[begin Supplied information]

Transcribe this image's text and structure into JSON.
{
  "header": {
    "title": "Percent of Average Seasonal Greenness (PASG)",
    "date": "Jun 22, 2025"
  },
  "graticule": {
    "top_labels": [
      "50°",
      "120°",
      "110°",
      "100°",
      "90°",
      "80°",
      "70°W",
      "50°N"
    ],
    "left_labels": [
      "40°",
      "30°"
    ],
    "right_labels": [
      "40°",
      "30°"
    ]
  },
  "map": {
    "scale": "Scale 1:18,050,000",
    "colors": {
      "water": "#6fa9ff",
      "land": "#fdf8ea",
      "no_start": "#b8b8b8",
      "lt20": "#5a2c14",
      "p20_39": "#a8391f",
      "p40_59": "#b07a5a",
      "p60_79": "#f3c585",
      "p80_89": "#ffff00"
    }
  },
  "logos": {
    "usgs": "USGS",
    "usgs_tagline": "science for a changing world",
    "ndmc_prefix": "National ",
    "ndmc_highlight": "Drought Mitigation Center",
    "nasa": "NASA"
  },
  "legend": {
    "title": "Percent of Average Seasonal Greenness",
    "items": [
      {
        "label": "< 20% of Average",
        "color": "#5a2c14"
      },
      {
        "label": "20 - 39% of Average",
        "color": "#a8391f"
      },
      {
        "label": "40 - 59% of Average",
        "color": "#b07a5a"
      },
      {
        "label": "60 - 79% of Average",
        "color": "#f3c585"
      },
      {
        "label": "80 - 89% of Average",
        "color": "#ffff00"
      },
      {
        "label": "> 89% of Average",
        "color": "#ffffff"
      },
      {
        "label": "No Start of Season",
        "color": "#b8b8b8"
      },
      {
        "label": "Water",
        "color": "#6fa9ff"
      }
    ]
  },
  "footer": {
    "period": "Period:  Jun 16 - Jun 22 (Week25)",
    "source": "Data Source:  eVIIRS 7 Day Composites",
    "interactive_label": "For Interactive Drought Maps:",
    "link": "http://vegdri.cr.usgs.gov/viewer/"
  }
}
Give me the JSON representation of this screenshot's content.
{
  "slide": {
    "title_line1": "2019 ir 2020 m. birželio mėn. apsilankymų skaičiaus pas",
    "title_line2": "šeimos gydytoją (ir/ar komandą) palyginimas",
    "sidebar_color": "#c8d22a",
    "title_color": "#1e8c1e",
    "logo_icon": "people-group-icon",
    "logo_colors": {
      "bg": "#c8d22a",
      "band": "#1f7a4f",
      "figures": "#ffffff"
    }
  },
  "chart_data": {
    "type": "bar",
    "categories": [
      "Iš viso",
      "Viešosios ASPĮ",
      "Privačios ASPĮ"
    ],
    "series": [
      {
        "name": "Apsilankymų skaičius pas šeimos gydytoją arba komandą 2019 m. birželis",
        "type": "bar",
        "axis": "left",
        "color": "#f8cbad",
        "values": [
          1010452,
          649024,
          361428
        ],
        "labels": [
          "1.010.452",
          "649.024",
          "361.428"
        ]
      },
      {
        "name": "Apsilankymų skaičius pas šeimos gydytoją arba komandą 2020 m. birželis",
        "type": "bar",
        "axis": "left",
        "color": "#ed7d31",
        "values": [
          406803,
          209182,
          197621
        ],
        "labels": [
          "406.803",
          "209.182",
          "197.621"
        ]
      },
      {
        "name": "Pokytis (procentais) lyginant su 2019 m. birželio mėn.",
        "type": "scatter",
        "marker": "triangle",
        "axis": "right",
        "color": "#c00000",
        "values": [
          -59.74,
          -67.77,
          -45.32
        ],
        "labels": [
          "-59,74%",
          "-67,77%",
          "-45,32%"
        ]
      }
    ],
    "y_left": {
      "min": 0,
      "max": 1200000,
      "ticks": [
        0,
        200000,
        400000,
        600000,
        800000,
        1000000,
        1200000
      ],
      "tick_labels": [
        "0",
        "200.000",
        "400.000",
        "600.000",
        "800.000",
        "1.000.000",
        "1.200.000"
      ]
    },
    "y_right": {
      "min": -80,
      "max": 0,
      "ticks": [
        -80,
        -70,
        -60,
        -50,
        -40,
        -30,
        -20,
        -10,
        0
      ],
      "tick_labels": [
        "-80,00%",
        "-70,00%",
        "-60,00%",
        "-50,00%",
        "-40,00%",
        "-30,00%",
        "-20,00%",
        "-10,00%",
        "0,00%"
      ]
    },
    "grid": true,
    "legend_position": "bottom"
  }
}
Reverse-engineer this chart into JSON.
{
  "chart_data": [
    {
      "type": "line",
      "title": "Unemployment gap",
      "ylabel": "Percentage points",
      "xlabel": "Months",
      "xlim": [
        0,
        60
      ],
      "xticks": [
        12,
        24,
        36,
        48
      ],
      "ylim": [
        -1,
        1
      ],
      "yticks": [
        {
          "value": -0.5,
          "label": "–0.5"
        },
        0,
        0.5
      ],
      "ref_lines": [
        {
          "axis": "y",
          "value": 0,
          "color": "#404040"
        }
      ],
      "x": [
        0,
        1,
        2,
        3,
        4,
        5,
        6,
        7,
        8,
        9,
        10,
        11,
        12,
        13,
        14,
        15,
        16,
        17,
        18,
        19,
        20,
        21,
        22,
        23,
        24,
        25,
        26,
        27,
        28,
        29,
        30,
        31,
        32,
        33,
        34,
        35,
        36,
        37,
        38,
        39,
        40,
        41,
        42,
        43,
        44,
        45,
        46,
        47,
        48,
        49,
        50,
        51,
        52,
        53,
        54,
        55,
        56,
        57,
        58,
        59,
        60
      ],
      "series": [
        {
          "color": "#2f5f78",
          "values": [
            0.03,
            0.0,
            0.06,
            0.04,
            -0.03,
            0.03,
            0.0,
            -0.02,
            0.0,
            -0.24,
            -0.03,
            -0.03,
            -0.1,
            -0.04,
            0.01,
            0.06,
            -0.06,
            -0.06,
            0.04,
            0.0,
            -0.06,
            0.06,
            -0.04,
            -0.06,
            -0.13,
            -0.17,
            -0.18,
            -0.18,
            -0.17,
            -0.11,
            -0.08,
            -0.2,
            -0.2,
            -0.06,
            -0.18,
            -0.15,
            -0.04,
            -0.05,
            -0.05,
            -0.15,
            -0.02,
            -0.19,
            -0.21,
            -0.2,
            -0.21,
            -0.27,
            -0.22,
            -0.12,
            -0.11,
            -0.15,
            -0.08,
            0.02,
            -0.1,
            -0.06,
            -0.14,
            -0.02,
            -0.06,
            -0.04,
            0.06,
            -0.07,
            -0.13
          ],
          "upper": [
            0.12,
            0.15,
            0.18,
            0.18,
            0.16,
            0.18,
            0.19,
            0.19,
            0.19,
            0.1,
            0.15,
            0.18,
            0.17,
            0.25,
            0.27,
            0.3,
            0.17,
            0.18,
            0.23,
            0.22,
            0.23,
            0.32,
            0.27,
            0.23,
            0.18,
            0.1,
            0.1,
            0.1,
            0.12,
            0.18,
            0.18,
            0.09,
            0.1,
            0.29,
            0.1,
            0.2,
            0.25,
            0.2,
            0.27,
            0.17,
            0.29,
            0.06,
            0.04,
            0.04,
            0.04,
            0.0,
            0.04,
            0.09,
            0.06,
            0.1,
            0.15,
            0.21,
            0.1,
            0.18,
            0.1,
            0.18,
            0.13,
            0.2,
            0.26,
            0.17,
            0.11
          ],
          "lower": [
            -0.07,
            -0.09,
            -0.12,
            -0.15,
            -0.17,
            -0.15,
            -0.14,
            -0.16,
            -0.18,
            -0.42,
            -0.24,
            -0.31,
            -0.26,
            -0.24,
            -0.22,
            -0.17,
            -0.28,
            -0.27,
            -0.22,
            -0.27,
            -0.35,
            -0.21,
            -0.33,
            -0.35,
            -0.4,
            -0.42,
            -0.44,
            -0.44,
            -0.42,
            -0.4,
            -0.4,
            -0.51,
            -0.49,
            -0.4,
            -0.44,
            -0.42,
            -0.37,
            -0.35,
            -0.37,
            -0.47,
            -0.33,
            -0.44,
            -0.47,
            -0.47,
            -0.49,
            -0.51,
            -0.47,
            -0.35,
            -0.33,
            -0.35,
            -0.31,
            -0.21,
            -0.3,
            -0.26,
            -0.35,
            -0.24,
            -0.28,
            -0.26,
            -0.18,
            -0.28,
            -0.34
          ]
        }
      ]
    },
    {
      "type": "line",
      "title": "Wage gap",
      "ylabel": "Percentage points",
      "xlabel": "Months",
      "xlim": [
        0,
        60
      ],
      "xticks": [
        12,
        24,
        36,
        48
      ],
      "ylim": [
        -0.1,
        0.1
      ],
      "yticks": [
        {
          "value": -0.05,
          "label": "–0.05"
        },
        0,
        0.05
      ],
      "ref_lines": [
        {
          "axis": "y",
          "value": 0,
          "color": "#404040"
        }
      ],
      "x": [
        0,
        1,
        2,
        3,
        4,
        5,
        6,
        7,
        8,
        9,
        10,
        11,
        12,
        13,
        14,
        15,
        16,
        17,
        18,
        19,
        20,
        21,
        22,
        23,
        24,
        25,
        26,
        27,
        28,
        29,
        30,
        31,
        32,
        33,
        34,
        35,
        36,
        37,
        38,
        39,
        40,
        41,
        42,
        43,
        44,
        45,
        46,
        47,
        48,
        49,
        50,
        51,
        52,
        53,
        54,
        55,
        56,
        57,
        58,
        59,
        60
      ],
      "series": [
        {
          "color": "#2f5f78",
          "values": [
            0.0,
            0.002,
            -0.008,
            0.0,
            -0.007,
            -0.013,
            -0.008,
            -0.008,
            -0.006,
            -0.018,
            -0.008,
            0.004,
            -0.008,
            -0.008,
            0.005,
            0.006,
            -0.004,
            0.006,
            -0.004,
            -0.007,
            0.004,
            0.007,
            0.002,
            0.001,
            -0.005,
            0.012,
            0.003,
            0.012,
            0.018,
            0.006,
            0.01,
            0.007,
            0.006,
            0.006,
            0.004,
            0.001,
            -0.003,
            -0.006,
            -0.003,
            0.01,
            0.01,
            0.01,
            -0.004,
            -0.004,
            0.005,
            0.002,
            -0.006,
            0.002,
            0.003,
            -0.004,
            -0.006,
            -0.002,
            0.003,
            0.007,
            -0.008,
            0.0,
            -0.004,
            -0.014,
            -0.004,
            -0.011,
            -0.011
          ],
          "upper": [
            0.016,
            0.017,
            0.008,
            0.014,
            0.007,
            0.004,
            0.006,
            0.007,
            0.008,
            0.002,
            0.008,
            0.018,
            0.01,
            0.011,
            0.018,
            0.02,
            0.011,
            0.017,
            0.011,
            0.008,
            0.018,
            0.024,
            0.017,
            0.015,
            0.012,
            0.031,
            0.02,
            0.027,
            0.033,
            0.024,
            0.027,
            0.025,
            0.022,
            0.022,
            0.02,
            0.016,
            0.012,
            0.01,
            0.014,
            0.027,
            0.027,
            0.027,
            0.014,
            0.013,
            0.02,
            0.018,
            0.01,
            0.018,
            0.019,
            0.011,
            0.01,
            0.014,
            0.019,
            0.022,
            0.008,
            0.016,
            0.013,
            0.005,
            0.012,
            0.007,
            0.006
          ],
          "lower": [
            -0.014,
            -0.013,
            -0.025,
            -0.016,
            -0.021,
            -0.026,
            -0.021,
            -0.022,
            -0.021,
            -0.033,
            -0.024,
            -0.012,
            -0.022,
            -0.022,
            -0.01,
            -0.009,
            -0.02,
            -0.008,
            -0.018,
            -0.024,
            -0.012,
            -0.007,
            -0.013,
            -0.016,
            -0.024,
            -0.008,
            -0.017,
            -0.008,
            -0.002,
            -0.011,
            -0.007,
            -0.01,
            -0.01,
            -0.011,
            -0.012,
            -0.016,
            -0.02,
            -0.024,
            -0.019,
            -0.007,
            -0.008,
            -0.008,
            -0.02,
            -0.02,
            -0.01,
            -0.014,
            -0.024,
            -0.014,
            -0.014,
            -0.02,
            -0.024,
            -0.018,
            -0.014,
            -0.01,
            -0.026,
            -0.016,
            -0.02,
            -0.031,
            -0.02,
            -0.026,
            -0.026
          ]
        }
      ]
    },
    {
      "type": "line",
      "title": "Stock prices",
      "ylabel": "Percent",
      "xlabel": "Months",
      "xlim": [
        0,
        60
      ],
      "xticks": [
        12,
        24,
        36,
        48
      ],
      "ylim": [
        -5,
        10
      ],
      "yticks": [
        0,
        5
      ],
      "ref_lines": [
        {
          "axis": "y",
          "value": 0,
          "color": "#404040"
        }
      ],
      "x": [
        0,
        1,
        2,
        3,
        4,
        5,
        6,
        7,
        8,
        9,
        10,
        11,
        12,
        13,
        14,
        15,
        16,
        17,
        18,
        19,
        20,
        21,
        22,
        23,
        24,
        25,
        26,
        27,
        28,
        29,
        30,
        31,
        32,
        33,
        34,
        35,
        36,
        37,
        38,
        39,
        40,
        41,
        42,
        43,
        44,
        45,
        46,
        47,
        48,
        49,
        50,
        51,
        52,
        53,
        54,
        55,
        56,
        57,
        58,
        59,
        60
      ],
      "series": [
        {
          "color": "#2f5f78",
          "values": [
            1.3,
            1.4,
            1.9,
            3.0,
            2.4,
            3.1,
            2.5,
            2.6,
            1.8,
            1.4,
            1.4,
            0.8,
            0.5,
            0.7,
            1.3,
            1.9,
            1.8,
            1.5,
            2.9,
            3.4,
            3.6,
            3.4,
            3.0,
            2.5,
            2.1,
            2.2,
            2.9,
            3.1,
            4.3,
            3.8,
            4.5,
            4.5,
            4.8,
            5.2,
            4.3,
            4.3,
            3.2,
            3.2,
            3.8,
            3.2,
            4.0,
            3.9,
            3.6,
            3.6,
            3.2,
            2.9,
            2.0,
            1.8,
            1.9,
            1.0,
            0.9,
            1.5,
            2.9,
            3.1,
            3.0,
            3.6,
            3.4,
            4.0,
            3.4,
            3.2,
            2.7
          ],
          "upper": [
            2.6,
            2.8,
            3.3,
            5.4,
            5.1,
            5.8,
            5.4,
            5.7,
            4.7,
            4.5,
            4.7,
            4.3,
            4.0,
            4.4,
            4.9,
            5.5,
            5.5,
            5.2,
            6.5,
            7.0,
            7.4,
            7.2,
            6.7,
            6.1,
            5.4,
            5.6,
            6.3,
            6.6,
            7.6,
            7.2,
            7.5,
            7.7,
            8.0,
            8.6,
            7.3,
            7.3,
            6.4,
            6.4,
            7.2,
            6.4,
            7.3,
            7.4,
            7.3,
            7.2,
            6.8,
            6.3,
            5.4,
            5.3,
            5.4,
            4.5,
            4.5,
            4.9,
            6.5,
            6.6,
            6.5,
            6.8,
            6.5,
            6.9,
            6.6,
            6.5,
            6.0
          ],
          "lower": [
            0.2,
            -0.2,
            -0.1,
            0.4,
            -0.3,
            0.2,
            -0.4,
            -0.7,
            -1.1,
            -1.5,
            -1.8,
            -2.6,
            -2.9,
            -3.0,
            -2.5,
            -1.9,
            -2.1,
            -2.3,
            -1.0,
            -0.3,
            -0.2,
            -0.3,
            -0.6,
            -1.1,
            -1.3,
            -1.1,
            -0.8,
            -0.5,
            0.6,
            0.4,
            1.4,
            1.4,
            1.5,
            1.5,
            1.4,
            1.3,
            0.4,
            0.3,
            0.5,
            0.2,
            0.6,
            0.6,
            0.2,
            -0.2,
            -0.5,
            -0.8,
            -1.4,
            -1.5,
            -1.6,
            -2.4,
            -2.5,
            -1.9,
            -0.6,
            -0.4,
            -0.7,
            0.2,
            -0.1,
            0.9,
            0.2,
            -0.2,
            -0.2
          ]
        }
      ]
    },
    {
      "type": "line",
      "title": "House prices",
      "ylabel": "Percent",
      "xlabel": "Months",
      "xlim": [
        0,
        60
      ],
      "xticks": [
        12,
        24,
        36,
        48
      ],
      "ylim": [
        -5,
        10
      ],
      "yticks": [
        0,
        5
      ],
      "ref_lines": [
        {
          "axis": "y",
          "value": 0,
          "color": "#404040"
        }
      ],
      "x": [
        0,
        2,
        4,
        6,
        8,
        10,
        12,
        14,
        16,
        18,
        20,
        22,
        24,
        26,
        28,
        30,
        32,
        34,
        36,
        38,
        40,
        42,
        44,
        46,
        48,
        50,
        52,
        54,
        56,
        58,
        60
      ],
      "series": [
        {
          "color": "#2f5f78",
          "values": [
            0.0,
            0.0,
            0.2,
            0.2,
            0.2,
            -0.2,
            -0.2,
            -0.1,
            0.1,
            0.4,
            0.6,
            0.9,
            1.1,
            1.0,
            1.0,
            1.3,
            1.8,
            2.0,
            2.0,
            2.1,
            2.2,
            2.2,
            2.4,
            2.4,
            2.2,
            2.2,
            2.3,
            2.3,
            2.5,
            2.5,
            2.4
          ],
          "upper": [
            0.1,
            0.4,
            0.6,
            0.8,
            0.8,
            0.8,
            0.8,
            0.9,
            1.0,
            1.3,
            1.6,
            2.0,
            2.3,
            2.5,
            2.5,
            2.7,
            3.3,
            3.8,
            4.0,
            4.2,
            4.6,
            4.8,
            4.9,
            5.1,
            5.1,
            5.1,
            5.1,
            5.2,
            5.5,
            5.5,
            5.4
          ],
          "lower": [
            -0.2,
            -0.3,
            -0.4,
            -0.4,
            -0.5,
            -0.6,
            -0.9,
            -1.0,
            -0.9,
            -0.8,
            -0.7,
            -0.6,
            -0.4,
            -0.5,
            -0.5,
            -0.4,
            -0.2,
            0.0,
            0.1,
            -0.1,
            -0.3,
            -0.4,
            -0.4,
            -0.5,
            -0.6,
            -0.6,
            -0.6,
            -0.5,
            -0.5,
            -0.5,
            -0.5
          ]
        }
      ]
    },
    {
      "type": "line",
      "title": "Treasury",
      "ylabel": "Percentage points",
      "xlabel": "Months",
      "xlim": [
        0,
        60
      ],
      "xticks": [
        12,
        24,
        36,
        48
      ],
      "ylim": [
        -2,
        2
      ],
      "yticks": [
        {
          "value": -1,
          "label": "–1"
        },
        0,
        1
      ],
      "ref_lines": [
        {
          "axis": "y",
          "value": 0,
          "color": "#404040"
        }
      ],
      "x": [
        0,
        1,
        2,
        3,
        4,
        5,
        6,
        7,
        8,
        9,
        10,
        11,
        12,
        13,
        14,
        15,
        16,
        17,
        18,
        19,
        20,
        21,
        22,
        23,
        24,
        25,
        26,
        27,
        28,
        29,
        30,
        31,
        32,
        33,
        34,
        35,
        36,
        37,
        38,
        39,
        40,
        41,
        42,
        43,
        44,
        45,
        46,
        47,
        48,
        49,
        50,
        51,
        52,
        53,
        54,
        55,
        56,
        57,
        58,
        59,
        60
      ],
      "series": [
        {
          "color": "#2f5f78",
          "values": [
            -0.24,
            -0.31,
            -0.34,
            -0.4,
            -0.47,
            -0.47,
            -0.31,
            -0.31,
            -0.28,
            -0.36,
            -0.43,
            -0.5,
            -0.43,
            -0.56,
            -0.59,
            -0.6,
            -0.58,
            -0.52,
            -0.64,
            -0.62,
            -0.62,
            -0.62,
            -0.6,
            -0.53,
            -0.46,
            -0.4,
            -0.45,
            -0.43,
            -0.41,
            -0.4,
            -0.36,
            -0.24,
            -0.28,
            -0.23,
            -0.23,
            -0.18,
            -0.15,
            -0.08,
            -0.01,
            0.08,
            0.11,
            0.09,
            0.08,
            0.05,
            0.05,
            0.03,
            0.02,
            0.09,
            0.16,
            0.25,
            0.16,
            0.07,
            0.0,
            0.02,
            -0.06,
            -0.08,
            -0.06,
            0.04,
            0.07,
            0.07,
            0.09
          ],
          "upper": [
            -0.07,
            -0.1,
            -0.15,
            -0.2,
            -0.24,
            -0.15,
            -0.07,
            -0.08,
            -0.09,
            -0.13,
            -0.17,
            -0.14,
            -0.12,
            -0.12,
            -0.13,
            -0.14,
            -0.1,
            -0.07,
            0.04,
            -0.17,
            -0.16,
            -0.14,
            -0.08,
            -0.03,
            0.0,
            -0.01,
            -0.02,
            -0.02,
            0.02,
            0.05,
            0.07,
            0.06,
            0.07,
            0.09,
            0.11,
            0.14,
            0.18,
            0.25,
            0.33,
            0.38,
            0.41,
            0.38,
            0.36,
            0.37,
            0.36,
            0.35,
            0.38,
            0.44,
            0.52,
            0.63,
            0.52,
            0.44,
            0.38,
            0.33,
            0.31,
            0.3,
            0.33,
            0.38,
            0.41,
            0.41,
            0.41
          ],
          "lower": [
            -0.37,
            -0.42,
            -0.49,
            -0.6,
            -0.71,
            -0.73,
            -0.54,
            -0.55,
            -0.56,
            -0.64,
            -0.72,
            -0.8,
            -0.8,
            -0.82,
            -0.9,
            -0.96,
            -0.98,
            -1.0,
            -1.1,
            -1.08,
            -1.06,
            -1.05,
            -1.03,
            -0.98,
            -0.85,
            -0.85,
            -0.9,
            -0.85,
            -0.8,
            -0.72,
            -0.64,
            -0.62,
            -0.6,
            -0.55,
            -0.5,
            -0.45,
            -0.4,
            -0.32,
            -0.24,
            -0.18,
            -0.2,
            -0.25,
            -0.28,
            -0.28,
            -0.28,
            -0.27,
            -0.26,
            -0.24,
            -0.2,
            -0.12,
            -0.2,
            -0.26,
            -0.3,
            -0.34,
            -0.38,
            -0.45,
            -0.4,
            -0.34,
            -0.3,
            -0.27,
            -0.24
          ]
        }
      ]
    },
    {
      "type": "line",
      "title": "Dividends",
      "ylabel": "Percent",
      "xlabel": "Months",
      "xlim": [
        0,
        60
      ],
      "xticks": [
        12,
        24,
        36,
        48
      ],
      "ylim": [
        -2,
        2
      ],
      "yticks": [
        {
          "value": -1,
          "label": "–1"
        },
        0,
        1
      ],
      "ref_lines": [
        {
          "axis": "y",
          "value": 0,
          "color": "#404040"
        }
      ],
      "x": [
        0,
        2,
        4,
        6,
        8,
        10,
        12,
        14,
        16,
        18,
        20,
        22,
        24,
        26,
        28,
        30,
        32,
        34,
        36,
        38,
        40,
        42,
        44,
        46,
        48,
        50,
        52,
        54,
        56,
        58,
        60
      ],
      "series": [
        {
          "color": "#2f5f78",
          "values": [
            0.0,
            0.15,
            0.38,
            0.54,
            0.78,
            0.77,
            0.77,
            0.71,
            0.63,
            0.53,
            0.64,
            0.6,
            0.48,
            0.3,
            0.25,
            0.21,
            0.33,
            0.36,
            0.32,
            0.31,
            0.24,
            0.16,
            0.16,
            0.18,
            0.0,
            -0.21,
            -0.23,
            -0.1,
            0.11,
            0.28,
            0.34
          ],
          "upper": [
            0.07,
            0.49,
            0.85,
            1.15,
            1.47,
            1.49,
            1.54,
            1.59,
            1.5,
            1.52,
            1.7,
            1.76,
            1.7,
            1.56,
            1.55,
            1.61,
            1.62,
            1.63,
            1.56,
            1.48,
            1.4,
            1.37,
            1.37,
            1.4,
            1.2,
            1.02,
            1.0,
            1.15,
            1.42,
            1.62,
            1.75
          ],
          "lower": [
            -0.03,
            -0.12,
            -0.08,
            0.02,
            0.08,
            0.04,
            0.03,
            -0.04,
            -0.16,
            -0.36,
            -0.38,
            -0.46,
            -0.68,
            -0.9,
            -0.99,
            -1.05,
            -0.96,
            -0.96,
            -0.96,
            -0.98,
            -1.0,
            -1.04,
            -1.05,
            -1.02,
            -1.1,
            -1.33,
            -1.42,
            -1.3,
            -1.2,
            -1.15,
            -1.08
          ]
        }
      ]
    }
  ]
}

[end Supplied information]

## Set task
Find every line in the listing that holds the string "birželis", then say how many there are as a bare number.

## Result of the task
2